En aquel tiempo, los Fratres llegaron al pueblo gaditano de Villaluenga del Rosario, el más elevado de la provincia, erigido en la mismísima montaña. Los Venerables recorrimos la Villa Luenga, que lo es, en las frías y otoñales calendas de diciembre del año 2013 AD, a la sazón Primer Domingo de Adviento.
Entramos en la Plaza de Toros, muy antigua, como denota su forma no circular. Los Venerables saltamos al coso y tomamos la alternativa, ejecutando arriesgados pases taurinos (imaginariamente, pues faltaba el astado).

────────────────────────────────────────

TAREA DE TRABAJO: ¿Cómo sigue el relato de la visita a Villaluenga del Rosario? Continúalo a partir de la última oración, la de los pases taurinos en la plaza de toros.

────────────────────────────────────────

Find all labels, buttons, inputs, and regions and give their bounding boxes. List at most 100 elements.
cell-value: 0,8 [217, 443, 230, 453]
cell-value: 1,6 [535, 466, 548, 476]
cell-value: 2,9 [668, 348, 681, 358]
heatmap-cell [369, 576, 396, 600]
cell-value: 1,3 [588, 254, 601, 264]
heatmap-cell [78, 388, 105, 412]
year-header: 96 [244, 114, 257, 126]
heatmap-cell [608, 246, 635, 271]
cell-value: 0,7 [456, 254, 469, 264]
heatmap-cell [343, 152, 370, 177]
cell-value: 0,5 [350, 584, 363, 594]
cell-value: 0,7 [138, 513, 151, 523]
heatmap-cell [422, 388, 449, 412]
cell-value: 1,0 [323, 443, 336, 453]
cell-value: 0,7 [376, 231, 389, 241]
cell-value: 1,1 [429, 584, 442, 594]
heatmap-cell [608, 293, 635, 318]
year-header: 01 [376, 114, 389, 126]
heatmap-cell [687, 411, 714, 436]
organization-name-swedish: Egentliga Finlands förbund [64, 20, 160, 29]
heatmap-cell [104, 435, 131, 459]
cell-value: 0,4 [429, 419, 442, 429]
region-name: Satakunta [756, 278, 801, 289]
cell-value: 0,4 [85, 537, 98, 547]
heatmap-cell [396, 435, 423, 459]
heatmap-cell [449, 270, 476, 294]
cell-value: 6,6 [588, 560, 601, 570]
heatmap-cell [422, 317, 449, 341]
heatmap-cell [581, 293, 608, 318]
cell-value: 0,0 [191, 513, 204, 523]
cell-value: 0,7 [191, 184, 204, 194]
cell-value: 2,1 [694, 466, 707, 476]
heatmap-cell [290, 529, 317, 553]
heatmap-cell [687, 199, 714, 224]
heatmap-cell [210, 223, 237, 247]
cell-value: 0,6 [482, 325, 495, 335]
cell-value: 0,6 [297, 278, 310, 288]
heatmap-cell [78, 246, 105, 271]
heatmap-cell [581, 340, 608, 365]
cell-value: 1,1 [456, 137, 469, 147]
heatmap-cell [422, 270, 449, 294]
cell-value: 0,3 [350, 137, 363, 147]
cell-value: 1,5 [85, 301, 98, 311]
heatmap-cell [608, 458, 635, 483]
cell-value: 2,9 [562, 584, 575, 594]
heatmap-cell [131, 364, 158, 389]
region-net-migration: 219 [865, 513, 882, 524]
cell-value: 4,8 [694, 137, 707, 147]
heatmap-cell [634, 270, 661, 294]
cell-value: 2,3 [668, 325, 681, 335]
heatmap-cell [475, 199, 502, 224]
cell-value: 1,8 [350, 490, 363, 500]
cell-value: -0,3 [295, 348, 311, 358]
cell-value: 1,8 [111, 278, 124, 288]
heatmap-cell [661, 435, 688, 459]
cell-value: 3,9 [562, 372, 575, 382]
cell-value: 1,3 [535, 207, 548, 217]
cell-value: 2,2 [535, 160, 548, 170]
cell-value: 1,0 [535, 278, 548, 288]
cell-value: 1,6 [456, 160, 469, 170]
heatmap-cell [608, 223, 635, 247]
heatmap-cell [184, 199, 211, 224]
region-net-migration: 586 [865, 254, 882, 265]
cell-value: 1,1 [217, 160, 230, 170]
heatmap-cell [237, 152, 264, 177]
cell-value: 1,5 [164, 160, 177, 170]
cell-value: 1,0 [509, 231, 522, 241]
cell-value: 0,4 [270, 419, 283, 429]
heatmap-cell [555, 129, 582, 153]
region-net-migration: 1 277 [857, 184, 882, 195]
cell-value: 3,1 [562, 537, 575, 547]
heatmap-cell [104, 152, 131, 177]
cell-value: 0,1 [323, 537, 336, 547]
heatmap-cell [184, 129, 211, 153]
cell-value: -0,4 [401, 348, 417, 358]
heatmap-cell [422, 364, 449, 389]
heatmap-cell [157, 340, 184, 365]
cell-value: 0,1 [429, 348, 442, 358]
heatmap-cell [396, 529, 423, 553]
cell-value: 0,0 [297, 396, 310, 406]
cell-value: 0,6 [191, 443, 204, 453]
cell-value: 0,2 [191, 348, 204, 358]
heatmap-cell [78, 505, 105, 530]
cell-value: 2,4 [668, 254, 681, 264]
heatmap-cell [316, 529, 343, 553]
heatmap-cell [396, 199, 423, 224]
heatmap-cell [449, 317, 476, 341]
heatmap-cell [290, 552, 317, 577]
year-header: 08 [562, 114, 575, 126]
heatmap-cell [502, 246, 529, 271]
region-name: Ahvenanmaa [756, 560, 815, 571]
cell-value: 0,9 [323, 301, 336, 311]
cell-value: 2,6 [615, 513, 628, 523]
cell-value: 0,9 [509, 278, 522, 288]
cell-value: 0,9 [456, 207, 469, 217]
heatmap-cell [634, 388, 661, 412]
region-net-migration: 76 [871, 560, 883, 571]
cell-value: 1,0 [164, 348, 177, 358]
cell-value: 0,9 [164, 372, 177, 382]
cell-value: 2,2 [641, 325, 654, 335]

────────────────────────────────────────

RESPUESTA DEL EJERCICIO:
Continuamos caminando hasta la Ermita de El Calvario, en la otra punta de la Villa. Pero tempus fugit y, cuando nos dimos cuenta, las vísperas se nos habían echado encima. Resultaba imperativo dar por concluida la jornada y regresar a nuestra Abadía, por lo que los Llanos del Republicano (por ahí huían hacia Málaga durante la Guerra Civil) y sus monumentos megalíticos quedaron para mejor ocasión.
Creo recordar que es en Villaluenga donde asistí, hace años, en Semana Santa, a una representación de la Pasión de Cristo por los vecinos del pueblo, con cruxifición incluída.